DATASET ENTRIES:
==*==

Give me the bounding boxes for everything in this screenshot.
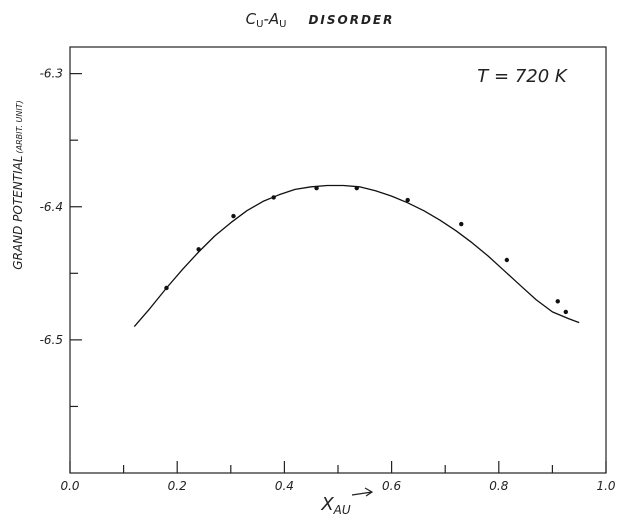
x-axis-arrow [351,487,374,497]
data-point [459,221,464,227]
series-layer [133,184,580,328]
data-point [405,197,410,203]
ticks-layer: 0.0 0.2 0.4 0.6 0.8 1.0 -6.3 -6.4 -6.5 [40,67,616,493]
x-tick-label: 0.2 [168,479,187,493]
y-tick-label: -6.4 [40,200,63,214]
data-point [555,299,560,304]
x-tick-label: 1.0 [596,479,615,493]
data-point [231,213,236,219]
data-point [271,195,276,200]
x-tick-label: 0.0 [60,479,79,493]
data-point [164,285,169,291]
x-tick-label: 0.8 [489,479,508,493]
temperature-annotation: T = 720 K [477,66,568,87]
y-tick-label: -6.5 [40,333,63,347]
data-point [504,257,510,263]
data-point [314,185,319,191]
x-tick-label: 0.4 [275,479,294,493]
x-tick-label: 0.6 [382,479,401,493]
data-point [196,247,201,252]
data-point [563,309,568,315]
grand-potential-curve [133,184,580,328]
data-point [354,185,359,191]
x-axis-label: XAU [320,494,351,517]
y-axis-label: GRAND POTENTIAL(ARBIT. UNIT) [11,100,25,269]
y-tick-label: -6.3 [40,67,63,81]
plot-frame [69,46,607,474]
chart-title: CU-AU DISORDER [246,10,395,30]
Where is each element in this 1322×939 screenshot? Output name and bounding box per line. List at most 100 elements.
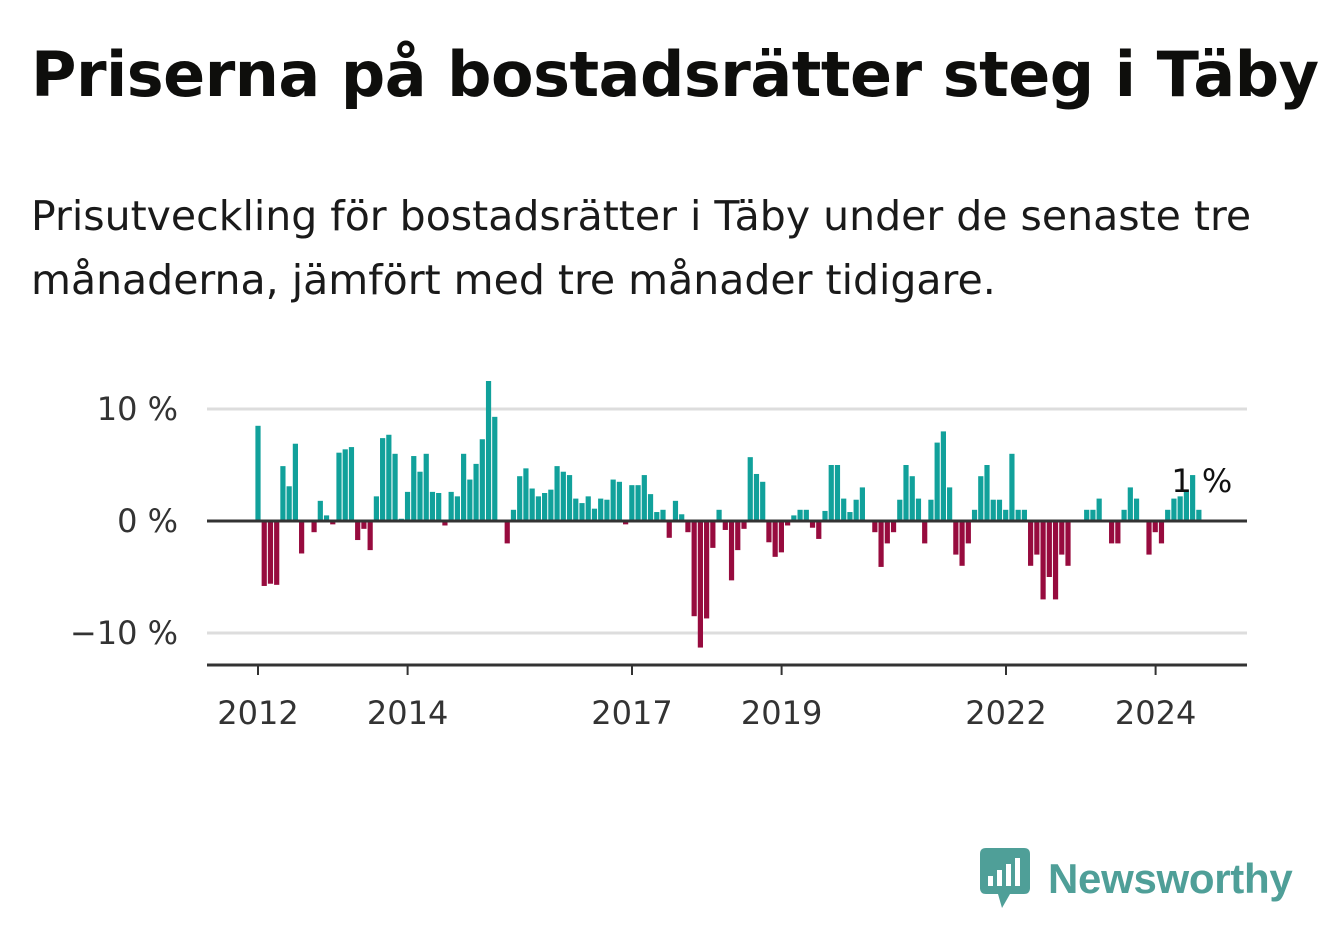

==*==

WHAT IS BEING ASKED: Copy the lines of the entries above starting at the line that contains "x-axis-arrow [351,487,374,497]" and ending at the line that contains "data-point [231,213,236,219]", renaming every "data-point" to "scatter-marker" and leaving everything else unchanged.

WORKED ANSWER:
x-axis-arrow [351,487,374,497]
scatter-marker [459,221,464,227]
series-layer [133,184,580,328]
scatter-marker [405,197,410,203]
ticks-layer: 0.0 0.2 0.4 0.6 0.8 1.0 -6.3 -6.4 -6.5 [40,67,616,493]
x-tick-label: 0.2 [168,479,187,493]
y-tick-label: -6.4 [40,200,63,214]
scatter-marker [555,299,560,304]
x-tick-label: 1.0 [596,479,615,493]
scatter-marker [231,213,236,219]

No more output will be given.